# Excerpted records:
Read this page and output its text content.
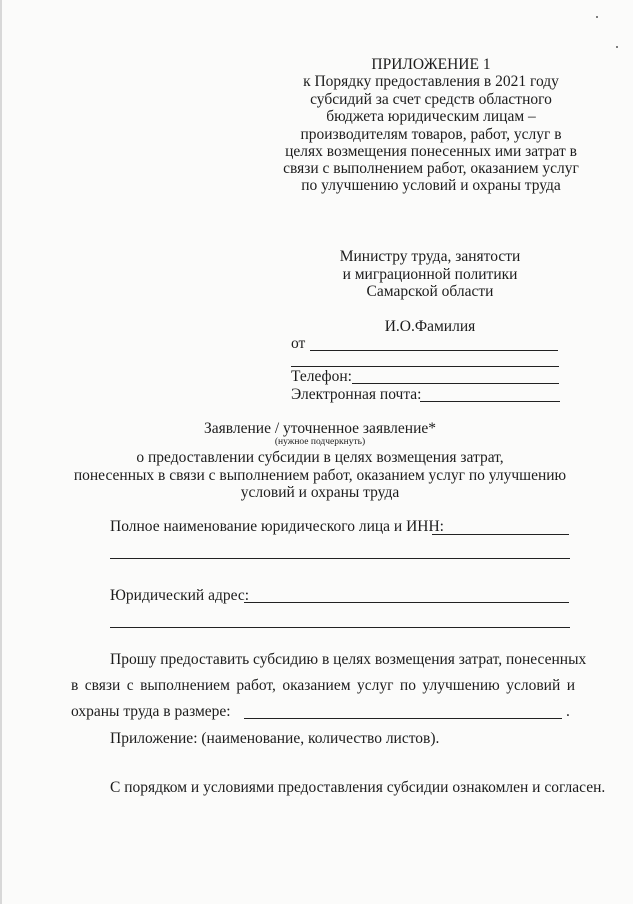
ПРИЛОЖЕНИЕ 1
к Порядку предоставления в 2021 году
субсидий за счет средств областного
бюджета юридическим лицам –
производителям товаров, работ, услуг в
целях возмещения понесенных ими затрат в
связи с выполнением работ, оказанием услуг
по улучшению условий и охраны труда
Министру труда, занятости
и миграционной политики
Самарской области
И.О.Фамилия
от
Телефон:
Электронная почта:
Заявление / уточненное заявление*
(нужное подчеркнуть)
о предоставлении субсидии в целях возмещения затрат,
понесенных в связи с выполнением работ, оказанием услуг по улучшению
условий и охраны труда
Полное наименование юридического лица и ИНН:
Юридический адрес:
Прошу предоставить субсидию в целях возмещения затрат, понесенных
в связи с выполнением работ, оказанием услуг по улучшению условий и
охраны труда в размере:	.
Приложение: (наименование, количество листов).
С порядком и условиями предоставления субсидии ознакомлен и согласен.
==
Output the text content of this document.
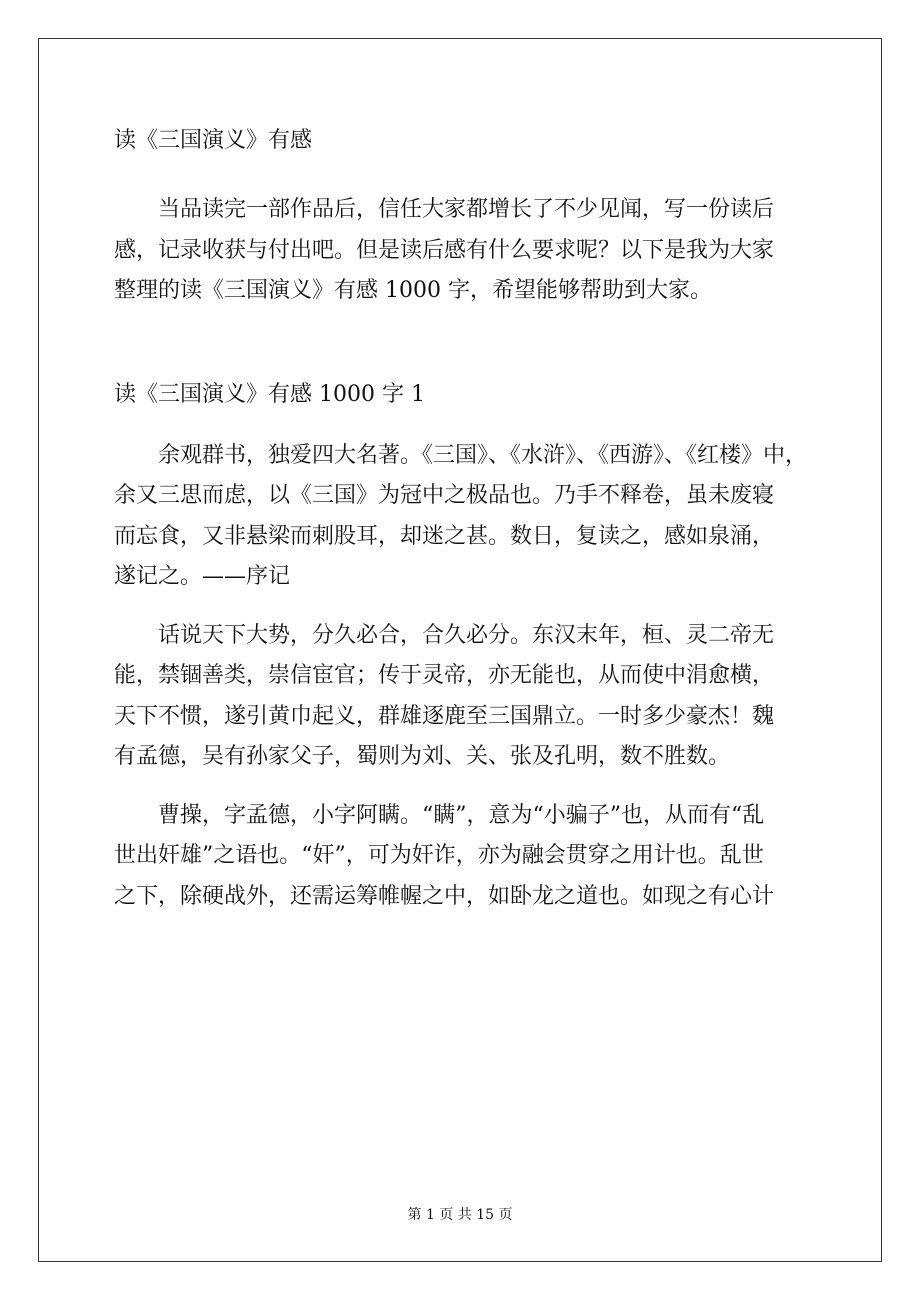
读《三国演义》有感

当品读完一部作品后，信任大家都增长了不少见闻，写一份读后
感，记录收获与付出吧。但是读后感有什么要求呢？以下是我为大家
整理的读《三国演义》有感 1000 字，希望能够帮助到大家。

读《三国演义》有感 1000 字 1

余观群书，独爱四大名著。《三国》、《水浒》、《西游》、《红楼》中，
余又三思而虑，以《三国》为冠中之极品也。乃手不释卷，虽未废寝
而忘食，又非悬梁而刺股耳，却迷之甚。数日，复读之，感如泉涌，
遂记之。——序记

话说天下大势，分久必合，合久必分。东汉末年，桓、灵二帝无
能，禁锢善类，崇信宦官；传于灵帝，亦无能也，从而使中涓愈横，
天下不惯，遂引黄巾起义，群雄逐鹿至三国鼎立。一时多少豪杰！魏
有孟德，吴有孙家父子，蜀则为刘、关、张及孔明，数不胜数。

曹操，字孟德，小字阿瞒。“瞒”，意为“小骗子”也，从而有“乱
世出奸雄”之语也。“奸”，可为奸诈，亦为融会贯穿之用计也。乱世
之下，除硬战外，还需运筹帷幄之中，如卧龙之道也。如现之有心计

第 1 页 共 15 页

# Task directions:
From the listing above, collect each line in which the string "труда" appears.

# Task output:
по улучшению условий и охраны труда
Министру труда, занятости
условий и охраны труда
охраны труда в размере:	.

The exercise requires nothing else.